[Part of a data file]
■ ■ ■ ■ ■

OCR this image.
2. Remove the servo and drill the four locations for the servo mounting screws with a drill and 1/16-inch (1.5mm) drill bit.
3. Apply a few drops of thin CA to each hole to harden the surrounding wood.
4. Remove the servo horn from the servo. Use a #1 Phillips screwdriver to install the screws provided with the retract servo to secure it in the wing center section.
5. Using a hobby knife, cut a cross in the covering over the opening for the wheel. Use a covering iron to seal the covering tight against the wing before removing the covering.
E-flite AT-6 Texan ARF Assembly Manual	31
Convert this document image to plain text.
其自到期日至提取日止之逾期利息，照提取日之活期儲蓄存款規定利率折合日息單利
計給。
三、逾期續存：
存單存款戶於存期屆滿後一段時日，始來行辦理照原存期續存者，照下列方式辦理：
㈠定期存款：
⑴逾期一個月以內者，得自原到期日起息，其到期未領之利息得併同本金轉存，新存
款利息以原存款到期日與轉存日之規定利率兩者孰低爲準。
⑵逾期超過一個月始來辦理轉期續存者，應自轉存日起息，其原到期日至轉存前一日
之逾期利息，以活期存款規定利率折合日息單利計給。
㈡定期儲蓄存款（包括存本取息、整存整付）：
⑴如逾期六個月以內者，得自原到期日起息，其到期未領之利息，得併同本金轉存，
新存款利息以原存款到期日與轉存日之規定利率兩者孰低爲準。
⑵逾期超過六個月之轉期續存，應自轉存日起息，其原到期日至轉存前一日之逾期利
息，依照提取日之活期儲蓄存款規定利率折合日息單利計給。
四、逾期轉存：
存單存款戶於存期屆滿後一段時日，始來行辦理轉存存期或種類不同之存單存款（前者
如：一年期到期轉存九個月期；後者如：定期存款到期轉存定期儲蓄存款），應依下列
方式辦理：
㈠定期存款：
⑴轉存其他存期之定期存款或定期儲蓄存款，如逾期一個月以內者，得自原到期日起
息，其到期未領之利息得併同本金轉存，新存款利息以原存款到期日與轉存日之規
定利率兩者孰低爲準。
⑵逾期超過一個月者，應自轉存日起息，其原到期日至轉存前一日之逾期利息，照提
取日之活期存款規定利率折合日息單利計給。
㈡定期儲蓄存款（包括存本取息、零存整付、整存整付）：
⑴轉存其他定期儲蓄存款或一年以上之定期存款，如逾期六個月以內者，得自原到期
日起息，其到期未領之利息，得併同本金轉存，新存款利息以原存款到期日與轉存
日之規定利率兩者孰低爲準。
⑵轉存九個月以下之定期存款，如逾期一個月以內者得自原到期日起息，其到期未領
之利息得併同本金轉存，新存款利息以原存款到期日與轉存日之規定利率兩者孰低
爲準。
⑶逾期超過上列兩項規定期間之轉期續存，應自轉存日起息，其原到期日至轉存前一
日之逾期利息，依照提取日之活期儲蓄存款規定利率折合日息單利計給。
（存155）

■ ■ ■ ■ ■

--- GIVEN INSTRUCTION ---
Transcribe the records above exactly, but only from the line that contains "Convert this document image to plain text." through their final line, inclusive.

--- ANSWER TO THIS TASK ---
Convert this document image to plain text.
其自到期日至提取日止之逾期利息，照提取日之活期儲蓄存款規定利率折合日息單利
計給。
三、逾期續存：
存單存款戶於存期屆滿後一段時日，始來行辦理照原存期續存者，照下列方式辦理：
㈠定期存款：
⑴逾期一個月以內者，得自原到期日起息，其到期未領之利息得併同本金轉存，新存
款利息以原存款到期日與轉存日之規定利率兩者孰低爲準。
⑵逾期超過一個月始來辦理轉期續存者，應自轉存日起息，其原到期日至轉存前一日
之逾期利息，以活期存款規定利率折合日息單利計給。
㈡定期儲蓄存款（包括存本取息、整存整付）：
⑴如逾期六個月以內者，得自原到期日起息，其到期未領之利息，得併同本金轉存，
新存款利息以原存款到期日與轉存日之規定利率兩者孰低爲準。
⑵逾期超過六個月之轉期續存，應自轉存日起息，其原到期日至轉存前一日之逾期利
息，依照提取日之活期儲蓄存款規定利率折合日息單利計給。
四、逾期轉存：
存單存款戶於存期屆滿後一段時日，始來行辦理轉存存期或種類不同之存單存款（前者
如：一年期到期轉存九個月期；後者如：定期存款到期轉存定期儲蓄存款），應依下列
方式辦理：
㈠定期存款：
⑴轉存其他存期之定期存款或定期儲蓄存款，如逾期一個月以內者，得自原到期日起
息，其到期未領之利息得併同本金轉存，新存款利息以原存款到期日與轉存日之規
定利率兩者孰低爲準。
⑵逾期超過一個月者，應自轉存日起息，其原到期日至轉存前一日之逾期利息，照提
取日之活期存款規定利率折合日息單利計給。
㈡定期儲蓄存款（包括存本取息、零存整付、整存整付）：
⑴轉存其他定期儲蓄存款或一年以上之定期存款，如逾期六個月以內者，得自原到期
日起息，其到期未領之利息，得併同本金轉存，新存款利息以原存款到期日與轉存
日之規定利率兩者孰低爲準。
⑵轉存九個月以下之定期存款，如逾期一個月以內者得自原到期日起息，其到期未領
之利息得併同本金轉存，新存款利息以原存款到期日與轉存日之規定利率兩者孰低
爲準。
⑶逾期超過上列兩項規定期間之轉期續存，應自轉存日起息，其原到期日至轉存前一
日之逾期利息，依照提取日之活期儲蓄存款規定利率折合日息單利計給。
（存155）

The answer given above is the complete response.